## INFORMATION GIVEN

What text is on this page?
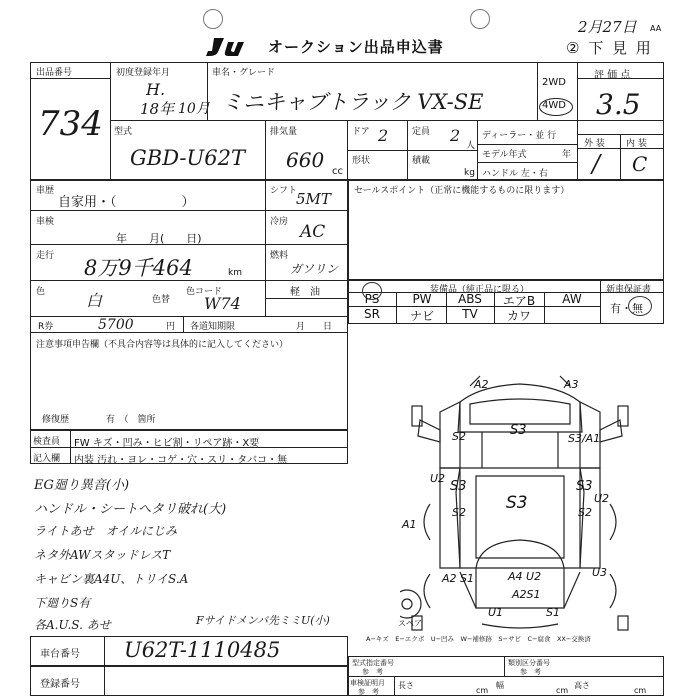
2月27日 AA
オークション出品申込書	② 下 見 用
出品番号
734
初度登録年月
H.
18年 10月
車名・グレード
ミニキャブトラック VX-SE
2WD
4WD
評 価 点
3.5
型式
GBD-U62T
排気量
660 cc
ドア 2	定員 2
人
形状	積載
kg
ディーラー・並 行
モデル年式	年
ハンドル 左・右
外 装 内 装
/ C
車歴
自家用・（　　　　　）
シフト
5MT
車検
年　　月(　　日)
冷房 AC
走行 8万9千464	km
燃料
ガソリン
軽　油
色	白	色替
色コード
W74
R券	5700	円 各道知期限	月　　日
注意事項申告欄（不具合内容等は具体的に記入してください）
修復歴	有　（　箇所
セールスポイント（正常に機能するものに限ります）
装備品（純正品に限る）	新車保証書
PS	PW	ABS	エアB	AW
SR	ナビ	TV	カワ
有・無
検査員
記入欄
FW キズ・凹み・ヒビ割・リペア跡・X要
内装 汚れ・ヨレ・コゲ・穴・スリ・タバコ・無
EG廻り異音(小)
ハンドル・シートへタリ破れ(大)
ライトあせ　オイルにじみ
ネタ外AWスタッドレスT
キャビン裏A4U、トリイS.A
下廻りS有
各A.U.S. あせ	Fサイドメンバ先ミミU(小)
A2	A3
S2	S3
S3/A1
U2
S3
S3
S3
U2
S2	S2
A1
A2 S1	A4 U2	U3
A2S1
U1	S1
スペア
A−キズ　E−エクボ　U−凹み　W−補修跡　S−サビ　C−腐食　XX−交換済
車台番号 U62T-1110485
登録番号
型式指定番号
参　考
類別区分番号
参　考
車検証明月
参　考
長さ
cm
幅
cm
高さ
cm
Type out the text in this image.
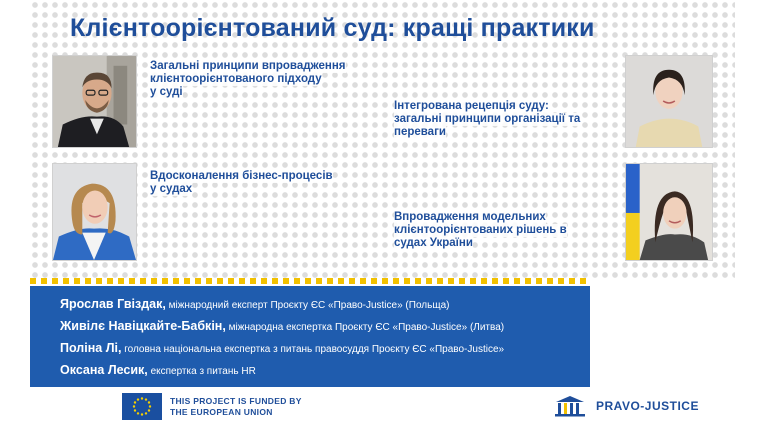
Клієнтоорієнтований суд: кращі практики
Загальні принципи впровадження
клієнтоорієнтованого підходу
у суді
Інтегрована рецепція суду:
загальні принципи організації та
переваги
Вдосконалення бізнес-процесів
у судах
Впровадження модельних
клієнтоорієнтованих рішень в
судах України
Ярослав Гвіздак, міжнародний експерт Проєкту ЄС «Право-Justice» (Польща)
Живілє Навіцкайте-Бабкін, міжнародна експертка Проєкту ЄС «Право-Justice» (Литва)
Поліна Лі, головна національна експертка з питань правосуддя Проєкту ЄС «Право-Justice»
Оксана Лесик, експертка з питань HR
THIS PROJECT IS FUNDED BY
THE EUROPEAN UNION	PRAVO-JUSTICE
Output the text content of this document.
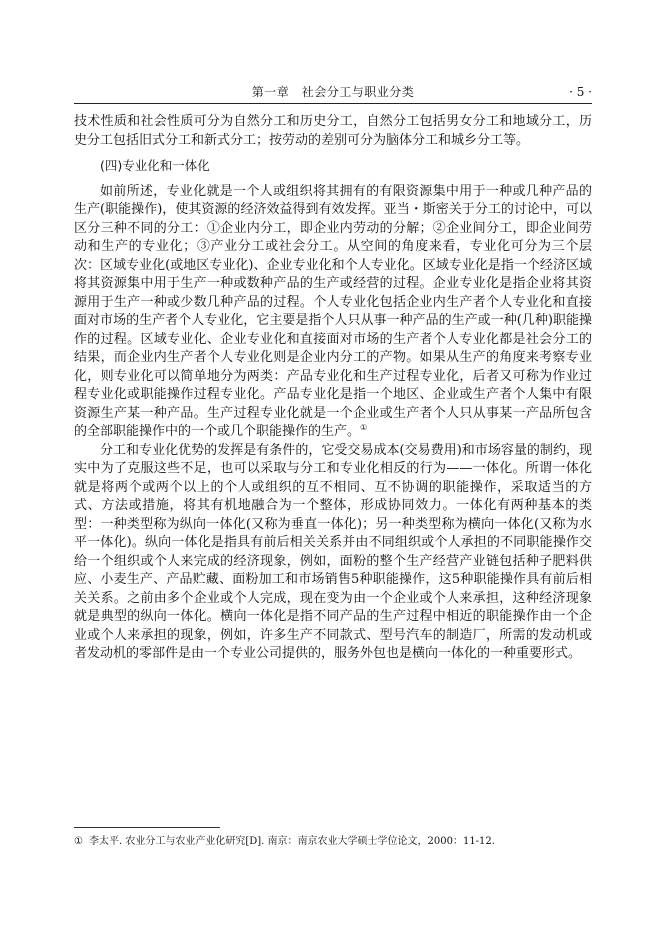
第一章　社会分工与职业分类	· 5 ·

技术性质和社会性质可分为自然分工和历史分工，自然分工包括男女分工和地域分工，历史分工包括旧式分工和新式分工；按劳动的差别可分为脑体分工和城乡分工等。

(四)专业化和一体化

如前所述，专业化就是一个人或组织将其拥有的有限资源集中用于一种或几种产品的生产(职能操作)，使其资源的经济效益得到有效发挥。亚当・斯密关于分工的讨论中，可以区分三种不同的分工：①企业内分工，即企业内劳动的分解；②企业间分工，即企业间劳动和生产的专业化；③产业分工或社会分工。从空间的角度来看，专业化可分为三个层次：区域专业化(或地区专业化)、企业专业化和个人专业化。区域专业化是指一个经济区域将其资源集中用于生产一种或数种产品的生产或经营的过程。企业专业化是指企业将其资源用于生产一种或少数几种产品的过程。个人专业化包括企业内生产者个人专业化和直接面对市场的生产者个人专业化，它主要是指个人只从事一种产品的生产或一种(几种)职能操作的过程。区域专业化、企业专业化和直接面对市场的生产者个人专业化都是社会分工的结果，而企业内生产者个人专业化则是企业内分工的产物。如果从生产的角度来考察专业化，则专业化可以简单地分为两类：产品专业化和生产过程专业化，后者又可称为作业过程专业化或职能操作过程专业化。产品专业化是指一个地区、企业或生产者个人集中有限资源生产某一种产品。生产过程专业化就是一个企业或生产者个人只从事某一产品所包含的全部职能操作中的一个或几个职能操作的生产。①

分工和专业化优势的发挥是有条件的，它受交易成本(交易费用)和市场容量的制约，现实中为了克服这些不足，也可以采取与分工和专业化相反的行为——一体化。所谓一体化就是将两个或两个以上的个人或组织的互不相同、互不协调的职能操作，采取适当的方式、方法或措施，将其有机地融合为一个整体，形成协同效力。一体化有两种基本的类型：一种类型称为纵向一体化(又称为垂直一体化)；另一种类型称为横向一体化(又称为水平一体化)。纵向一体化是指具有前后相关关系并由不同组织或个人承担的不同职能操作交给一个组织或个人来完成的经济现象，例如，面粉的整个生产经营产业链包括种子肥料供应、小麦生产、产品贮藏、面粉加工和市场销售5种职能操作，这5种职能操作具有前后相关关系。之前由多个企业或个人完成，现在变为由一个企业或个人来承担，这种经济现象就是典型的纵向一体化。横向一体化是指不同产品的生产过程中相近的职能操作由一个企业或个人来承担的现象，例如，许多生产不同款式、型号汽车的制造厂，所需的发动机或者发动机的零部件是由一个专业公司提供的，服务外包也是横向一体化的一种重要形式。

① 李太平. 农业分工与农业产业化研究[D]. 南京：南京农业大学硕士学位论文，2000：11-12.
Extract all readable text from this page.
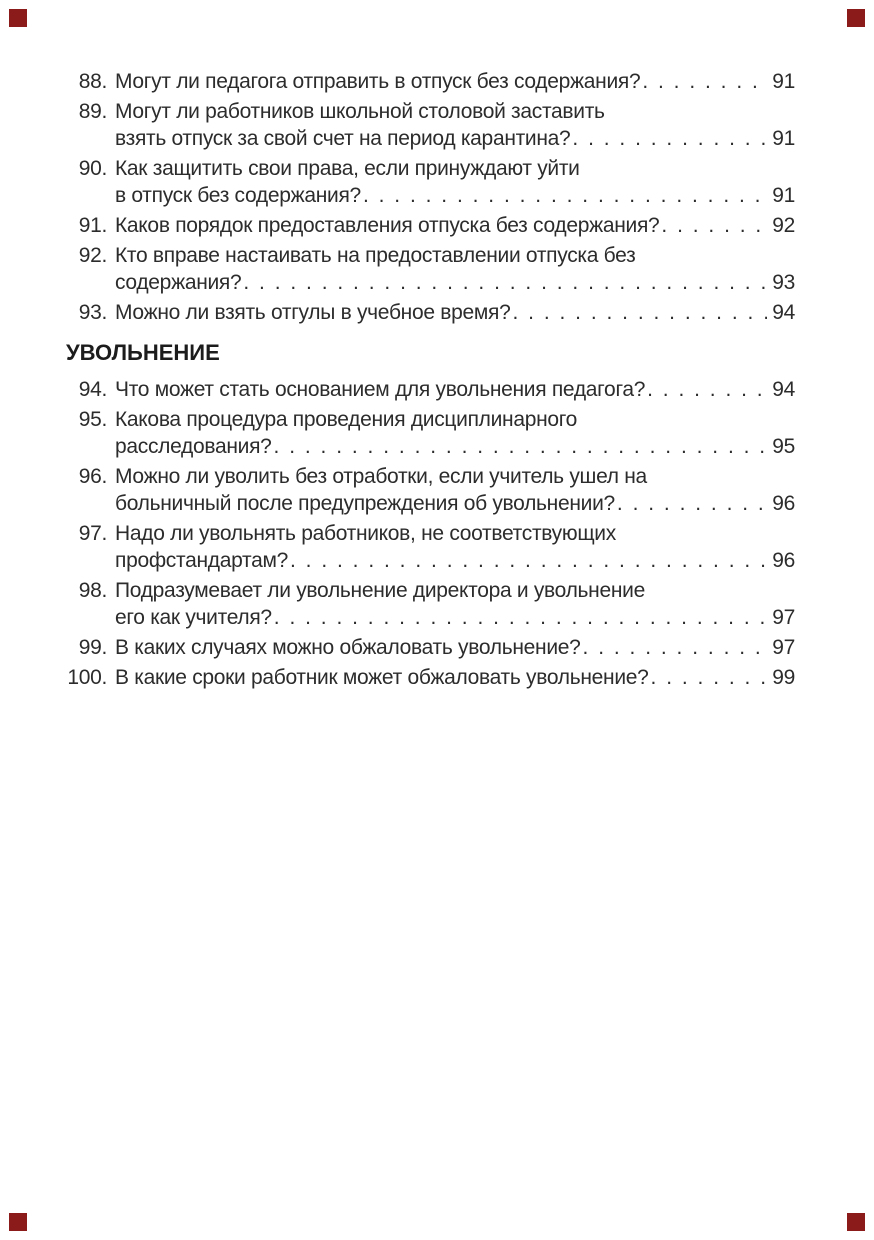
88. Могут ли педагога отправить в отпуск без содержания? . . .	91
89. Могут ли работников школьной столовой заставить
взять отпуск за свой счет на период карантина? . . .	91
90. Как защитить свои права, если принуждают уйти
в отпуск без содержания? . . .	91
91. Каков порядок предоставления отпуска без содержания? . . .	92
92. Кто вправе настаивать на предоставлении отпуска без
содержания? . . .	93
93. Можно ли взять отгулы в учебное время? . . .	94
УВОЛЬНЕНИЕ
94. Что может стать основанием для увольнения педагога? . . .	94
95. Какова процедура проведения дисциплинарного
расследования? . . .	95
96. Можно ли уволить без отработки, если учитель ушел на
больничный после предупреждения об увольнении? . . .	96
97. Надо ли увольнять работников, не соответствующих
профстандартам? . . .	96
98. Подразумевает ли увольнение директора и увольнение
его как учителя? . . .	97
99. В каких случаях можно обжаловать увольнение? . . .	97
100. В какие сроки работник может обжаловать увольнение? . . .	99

## PROBLEM REQUIREMENTS
Pick out lines containing the word "взять", each one as written.

## RESULT OF THIS TASK
взять отпуск за свой счет на период карантина? . . .	91
93. Можно ли взять отгулы в учебное время? . . .	94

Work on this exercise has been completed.